Given request » How many lines of the data include the string "того"? State the number and nothing else.

╔══

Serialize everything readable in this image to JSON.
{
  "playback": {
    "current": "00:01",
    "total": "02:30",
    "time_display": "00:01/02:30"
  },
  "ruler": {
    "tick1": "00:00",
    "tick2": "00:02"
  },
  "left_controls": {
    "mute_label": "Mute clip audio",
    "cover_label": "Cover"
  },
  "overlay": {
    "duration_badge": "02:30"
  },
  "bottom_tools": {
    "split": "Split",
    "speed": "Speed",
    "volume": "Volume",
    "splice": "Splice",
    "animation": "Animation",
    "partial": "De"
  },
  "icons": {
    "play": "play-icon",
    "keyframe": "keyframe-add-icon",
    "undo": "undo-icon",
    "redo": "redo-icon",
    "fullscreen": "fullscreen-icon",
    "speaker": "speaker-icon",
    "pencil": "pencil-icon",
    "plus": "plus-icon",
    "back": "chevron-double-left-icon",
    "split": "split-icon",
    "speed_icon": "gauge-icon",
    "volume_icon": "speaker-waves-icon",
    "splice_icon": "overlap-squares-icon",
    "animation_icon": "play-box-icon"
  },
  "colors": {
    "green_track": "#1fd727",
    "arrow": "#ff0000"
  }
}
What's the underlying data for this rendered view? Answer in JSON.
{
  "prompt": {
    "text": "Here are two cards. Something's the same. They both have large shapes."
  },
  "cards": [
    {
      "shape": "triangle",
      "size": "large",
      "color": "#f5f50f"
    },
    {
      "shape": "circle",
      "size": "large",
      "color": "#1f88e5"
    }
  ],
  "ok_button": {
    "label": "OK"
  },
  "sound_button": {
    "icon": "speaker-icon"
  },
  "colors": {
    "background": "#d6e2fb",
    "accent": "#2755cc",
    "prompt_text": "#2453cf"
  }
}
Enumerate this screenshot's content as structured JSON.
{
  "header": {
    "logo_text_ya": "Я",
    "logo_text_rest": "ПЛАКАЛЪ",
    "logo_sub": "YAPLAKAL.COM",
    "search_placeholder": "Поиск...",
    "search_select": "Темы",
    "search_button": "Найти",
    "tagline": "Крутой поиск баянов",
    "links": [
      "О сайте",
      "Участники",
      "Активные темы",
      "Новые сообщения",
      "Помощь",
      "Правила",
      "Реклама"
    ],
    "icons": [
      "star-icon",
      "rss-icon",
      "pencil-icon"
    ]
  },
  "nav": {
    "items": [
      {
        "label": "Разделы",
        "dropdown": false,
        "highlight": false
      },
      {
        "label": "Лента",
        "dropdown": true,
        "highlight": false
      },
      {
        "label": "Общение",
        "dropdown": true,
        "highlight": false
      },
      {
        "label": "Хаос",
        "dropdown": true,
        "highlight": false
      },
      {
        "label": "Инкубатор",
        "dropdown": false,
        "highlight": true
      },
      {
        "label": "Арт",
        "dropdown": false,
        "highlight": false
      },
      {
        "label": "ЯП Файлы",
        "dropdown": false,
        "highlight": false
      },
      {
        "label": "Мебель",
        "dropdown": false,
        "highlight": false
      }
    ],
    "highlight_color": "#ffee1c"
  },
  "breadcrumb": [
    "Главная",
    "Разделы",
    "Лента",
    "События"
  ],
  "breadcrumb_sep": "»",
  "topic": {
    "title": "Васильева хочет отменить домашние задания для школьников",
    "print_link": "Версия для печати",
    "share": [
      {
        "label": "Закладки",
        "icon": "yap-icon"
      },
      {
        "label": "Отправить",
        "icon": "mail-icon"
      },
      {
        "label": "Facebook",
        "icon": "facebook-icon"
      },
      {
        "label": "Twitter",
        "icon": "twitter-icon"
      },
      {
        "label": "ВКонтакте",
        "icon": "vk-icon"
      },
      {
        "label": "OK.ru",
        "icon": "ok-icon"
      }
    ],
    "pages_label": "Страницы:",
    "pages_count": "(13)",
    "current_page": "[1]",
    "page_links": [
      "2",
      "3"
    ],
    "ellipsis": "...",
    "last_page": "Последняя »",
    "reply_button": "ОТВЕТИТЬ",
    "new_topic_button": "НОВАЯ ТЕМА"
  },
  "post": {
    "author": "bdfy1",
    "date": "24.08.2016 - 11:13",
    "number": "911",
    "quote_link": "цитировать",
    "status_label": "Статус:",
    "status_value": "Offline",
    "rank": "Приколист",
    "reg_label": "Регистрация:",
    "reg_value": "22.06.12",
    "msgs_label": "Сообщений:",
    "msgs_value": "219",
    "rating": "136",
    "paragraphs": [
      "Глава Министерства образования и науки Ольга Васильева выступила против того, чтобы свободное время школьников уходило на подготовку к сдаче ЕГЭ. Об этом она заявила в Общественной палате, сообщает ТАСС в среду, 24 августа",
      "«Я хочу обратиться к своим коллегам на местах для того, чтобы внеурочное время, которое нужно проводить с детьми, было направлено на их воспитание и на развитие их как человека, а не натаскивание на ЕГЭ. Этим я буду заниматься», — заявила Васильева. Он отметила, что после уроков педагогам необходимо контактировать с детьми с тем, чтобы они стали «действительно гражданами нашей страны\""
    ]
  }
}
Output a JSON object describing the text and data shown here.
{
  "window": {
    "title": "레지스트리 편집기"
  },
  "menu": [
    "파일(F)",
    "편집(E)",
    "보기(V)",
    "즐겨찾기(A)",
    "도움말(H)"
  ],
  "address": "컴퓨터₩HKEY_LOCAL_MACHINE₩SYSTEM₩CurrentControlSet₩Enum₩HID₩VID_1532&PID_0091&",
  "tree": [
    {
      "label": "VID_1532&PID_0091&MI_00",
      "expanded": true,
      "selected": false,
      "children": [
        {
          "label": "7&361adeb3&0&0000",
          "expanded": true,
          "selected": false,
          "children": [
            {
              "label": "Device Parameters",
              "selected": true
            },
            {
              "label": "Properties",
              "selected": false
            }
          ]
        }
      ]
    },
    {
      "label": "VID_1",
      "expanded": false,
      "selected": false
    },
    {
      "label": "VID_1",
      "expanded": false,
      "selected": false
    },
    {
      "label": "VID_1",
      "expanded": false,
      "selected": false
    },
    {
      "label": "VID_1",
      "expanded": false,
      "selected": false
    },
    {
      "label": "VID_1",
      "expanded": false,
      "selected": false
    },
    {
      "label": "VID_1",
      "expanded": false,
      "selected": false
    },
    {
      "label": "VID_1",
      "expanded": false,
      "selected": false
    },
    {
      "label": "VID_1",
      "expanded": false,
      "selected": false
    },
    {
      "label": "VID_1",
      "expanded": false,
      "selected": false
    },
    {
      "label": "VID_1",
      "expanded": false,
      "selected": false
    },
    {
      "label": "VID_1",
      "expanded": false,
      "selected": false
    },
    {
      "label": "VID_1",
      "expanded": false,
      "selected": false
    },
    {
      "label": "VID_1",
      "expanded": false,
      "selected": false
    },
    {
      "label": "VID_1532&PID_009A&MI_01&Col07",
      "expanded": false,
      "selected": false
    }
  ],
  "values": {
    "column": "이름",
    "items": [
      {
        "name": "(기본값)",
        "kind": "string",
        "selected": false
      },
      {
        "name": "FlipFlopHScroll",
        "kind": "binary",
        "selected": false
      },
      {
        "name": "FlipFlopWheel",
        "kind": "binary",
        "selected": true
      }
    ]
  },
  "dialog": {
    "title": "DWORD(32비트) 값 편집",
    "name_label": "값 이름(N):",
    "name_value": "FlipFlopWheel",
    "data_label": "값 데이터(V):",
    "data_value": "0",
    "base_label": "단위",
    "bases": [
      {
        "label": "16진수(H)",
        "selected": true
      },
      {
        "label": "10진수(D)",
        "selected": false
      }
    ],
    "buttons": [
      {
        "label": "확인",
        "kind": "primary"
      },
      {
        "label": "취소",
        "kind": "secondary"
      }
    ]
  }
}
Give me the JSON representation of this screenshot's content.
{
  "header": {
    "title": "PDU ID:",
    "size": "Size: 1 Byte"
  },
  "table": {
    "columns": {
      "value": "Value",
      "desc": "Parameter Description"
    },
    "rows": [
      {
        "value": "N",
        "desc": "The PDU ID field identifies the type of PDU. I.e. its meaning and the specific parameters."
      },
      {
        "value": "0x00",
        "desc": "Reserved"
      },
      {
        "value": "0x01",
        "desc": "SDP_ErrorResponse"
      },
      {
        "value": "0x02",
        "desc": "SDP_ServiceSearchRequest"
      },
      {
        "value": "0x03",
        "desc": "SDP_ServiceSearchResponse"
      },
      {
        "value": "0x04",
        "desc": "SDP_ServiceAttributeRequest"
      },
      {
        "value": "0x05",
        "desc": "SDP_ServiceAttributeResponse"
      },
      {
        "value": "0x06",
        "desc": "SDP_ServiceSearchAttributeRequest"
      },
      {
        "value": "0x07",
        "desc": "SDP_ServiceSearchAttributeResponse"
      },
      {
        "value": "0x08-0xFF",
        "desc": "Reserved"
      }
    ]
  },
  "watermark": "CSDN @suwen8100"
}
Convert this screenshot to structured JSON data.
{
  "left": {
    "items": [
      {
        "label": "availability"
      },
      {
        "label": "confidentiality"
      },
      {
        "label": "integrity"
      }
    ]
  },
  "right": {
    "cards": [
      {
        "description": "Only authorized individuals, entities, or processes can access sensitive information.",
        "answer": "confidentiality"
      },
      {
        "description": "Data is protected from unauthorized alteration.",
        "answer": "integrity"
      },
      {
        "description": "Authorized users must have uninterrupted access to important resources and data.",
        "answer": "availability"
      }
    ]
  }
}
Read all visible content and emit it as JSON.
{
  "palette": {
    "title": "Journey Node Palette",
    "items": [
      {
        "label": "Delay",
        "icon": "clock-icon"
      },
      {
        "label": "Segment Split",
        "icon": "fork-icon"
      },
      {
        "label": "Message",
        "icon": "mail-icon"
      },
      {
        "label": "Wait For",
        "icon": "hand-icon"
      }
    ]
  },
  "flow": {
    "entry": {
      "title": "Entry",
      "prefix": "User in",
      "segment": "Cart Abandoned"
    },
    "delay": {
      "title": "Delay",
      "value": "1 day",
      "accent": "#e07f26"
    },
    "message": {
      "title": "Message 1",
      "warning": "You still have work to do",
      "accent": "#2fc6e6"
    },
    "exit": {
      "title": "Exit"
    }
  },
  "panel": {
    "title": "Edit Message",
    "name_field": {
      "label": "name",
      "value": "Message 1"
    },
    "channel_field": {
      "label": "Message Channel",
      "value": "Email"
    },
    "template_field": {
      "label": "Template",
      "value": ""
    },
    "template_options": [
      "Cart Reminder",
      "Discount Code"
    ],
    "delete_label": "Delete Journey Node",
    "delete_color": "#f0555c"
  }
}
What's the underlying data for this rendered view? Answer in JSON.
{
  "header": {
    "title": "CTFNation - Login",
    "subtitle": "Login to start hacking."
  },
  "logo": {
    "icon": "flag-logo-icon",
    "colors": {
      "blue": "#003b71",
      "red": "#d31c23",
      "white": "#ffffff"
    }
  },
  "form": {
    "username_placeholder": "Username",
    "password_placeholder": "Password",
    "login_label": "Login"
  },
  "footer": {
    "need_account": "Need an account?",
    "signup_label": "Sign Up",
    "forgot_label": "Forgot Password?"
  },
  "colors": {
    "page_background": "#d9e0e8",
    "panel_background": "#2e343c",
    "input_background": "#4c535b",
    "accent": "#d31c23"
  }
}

╚══

Finished answer » 2